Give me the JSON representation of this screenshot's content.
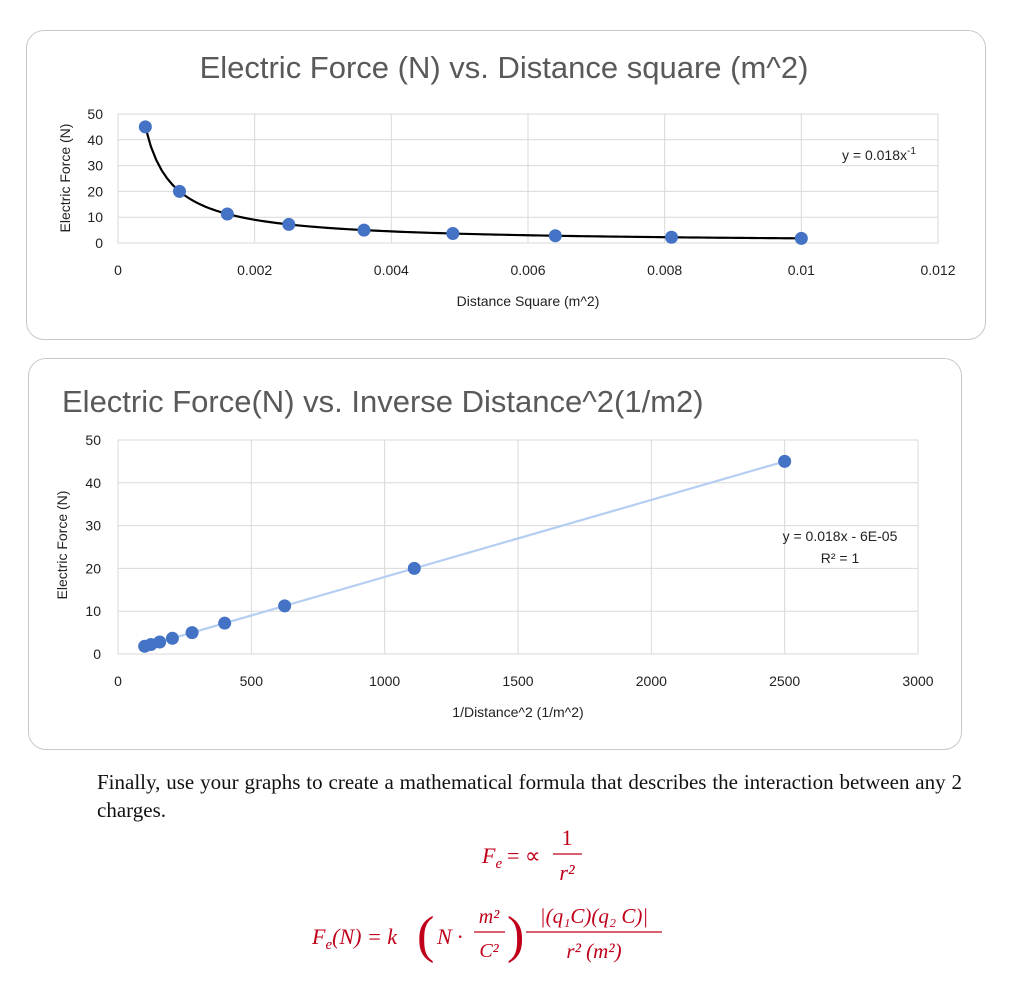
{
  "chart_data": [
    {
      "type": "scatter",
      "title": "Electric Force (N) vs. Distance square (m^2)",
      "xlabel": "Distance Square (m^2)",
      "ylabel": "Electric Force (N)",
      "xlim": [
        0,
        0.012
      ],
      "ylim": [
        0,
        50
      ],
      "xticks": [
        "0",
        "0.002",
        "0.004",
        "0.006",
        "0.008",
        "0.01",
        "0.012"
      ],
      "yticks": [
        "0",
        "10",
        "20",
        "30",
        "40",
        "50"
      ],
      "series": [
        {
          "name": "Electric Force",
          "x": [
            0.0004,
            0.0009,
            0.0016,
            0.0025,
            0.0036,
            0.0049,
            0.0064,
            0.0081,
            0.01
          ],
          "y": [
            45,
            20,
            11.25,
            7.2,
            5,
            3.67,
            2.81,
            2.22,
            1.8
          ]
        }
      ],
      "trendline": {
        "type": "power",
        "coef": 0.018,
        "exponent": -1,
        "equation_base": "y = 0.018x",
        "equation_sup": "-1"
      }
    },
    {
      "type": "scatter",
      "title": "Electric Force(N) vs. Inverse Distance^2(1/m2)",
      "xlabel": "1/Distance^2 (1/m^2)",
      "ylabel": "Electric Force (N)",
      "xlim": [
        0,
        3000
      ],
      "ylim": [
        0,
        50
      ],
      "xticks": [
        "0",
        "500",
        "1000",
        "1500",
        "2000",
        "2500",
        "3000"
      ],
      "yticks": [
        "0",
        "10",
        "20",
        "30",
        "40",
        "50"
      ],
      "series": [
        {
          "name": "Electric Force",
          "x": [
            100,
            123.5,
            156.3,
            204.1,
            277.8,
            400,
            625,
            1111.1,
            2500
          ],
          "y": [
            1.8,
            2.22,
            2.81,
            3.67,
            5,
            7.2,
            11.25,
            20,
            45
          ]
        }
      ],
      "trendline": {
        "type": "linear",
        "slope": 0.018,
        "intercept": -6e-05,
        "equation": "y = 0.018x - 6E-05",
        "r2": "R² = 1"
      }
    }
  ],
  "text": {
    "paragraph": "Finally, use your graphs to create a mathematical formula that describes the interaction between any 2 charges."
  },
  "formula1": {
    "lhs": "Fe",
    "rel": "= ∝",
    "num": "1",
    "den": "r²"
  },
  "formula2": {
    "lhs": "Fe(N) = k",
    "units_n": "N ·",
    "units_num": "m²",
    "units_den": "C²",
    "num": "|(q₁C)(q₂ C)|",
    "den": "r² (m²)"
  },
  "colors": {
    "point": "#4472c4",
    "line1": "#000000",
    "trend2": "#b4cef2",
    "grid": "#d9d9d9",
    "formula": "#c0001a"
  }
}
──────────
PROBLEM — Pick out each line above that includes "title" and show it.

RESPONSE —
      "title": "Electric Force (N) vs. Distance square (m^2)",
      "title": "Electric Force(N) vs. Inverse Distance^2(1/m2)",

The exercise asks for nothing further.